SHORT TASK: List each line of the data that holds the string "Michaela".

++++ DATASET EXTRACT

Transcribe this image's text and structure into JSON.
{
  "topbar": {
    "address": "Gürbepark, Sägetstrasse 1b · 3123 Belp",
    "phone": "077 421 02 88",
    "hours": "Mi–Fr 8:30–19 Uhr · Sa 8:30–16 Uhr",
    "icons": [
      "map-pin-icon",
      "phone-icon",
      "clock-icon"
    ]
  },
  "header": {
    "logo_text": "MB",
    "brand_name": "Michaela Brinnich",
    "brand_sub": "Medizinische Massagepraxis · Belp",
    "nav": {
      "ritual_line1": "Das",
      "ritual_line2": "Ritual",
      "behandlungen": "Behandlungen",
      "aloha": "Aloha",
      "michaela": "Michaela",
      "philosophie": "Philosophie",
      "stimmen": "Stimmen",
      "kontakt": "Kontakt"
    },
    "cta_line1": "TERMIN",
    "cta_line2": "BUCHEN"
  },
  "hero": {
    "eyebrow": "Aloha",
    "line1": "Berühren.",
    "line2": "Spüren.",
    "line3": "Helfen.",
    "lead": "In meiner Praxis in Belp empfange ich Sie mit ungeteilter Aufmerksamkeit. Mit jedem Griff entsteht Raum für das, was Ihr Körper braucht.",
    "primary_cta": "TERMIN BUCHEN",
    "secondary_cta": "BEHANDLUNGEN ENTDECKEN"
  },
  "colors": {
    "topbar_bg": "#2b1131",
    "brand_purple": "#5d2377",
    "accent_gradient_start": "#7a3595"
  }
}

++++++++

TASK RESULT:
    "brand_name": "Michaela Brinnich",
      "michaela": "Michaela",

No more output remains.